• 短い課題:
事業承継についての文書抜粋から、「いずれ人は引退時期を迎えます。」から「現在、どんな事業承継施策が用意されているでしょうか?主要なものを挙げました。」までの部分を、両端の語句も含めて一字一句そのまま書き写してください。

• 文書抜粋:

════

2017年から事業承継が国家的な課題として、国を挙げて、政策が次々に打ち出されています。
それ以前は、日本の廃業率が開業率を上回ることを課題とし、創業を後押しするような政策を長らく打ち出してきました。
しかし、2017年に発表された中小企業庁の試算では、今後10年で平均引退年齢の70歳を超える経営者は全体の6割を超える約245万人にまで増加し、そのおよそ半数である約127万人の後継者については、「決まっていない」という衝撃的な事実が示されました。
このまま放置すると、どうなるのでしょうか。
2025年頃までの10年間で、約650万人の雇用と約22兆円のGDPが失われるということで、日本経済の大きな問題として取り上げられるようになりました。
ここ20年間で経営者の平均年齢ののボリュームゾーンが、47歳から66歳へ移動しています。
すなわち、ここ20年間において、経営者の世代交代がほとんど進んでいないのです。
いずれ人は引退時期を迎えます。
そのときに、経営をバトンタッチできる後継者がいなければ、また、会社を引き継いでくれる別の会社がなければ、廃業せざるを得ないことになります。
そうなれば、培ってきた技術や産業そのもの自体が存続できないという危機を迎え、また、雇用されてきた人たちは、職を失うことになります。
特に地方であればあるほど、その地域経済を担う企業の事業承継問題は、その企業だけの問題にとどまりません。
だからこそ、事業承継が日本経済を揺るがす大きな問題として、捉えられているのです。
どんな政策が打ち出されているか?
現在、どんな事業承継施策が用意されているでしょうか?主要なものを挙げました。
・特例事業承継税制:一定の手続きによって、後継者に一括で贈与等をした自社株の贈与税額が全額納税猶予される画期的な制度
・事業承継補助金:事業承継後、後継者が新しい取組みをする場合に、その新しい取組みにかかる資金を一部支援する補助金
・経営承継円滑化法:後継者以外に先代経営者の相続人がいる場合に、自社株の贈与分については、遺産分割上の遺留分から除外したり、自社株の評価を固定するなどして、後継者の意欲を削ぐことなく、事業承継の合意ができる制度
・経営承継円滑化法による金融支援:通常では融資をしていないが、後継者による自社株の買取り資金などを金融機関が融資をすることを後押しする制度融資があります
・事業引継ぎセンターによる支援(引継ぎ先の紹介など)

════

• 提供データ:
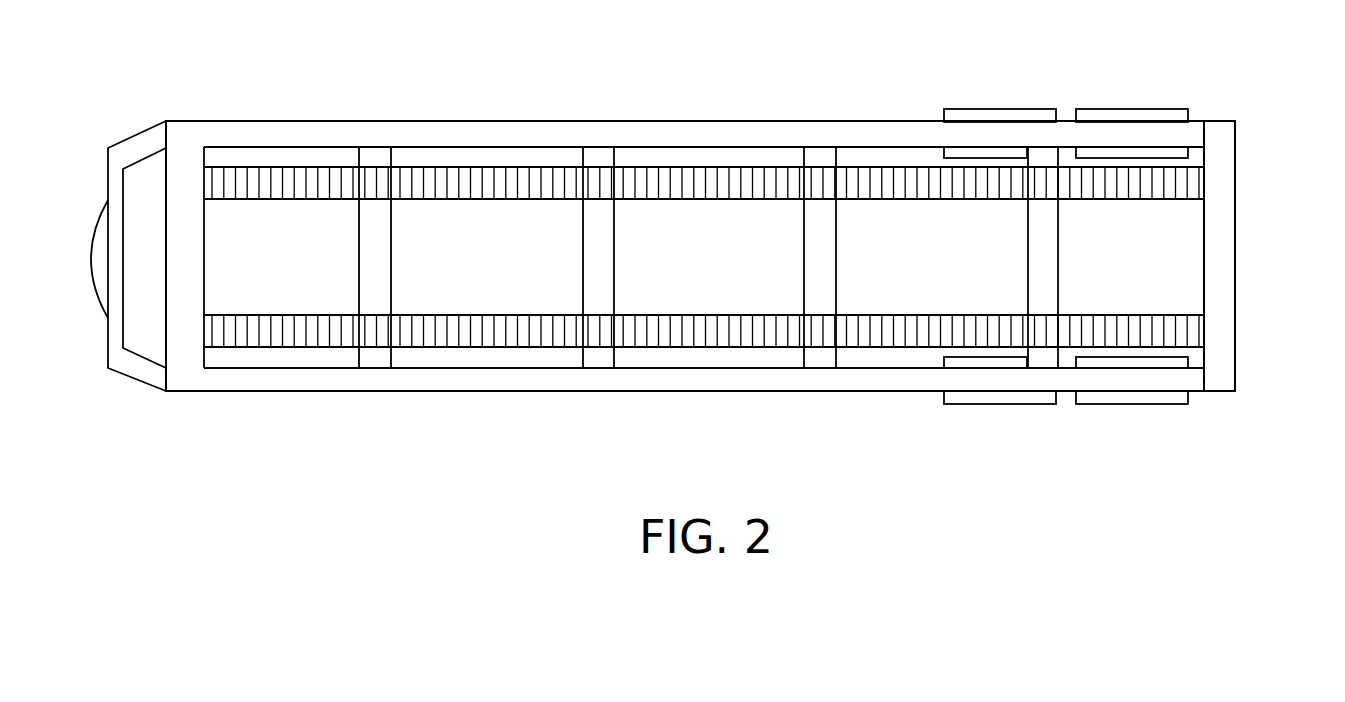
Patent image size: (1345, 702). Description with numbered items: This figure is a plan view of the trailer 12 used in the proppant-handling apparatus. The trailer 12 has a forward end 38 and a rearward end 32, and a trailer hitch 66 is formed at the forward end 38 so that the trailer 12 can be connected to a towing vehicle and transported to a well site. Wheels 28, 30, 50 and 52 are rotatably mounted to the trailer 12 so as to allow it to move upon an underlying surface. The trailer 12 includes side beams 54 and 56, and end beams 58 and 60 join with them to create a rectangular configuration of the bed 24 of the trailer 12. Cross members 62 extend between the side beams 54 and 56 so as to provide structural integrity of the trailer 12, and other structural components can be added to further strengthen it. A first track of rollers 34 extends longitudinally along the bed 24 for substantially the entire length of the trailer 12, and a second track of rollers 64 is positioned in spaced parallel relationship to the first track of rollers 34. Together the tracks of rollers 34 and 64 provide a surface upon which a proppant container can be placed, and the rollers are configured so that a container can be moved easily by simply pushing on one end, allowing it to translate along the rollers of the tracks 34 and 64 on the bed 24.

════

• 記述解答:
いずれ人は引退時期を迎えます。
そのときに、経営をバトンタッチできる後継者がいなければ、また、会社を引き継いでくれる別の会社がなければ、廃業せざるを得ないことになります。
そうなれば、培ってきた技術や産業そのもの自体が存続できないという危機を迎え、また、雇用されてきた人たちは、職を失うことになります。
特に地方であればあるほど、その地域経済を担う企業の事業承継問題は、その企業だけの問題にとどまりません。
だからこそ、事業承継が日本経済を揺るがす大きな問題として、捉えられているのです。
どんな政策が打ち出されているか?
現在、どんな事業承継施策が用意されているでしょうか?主要なものを挙げました。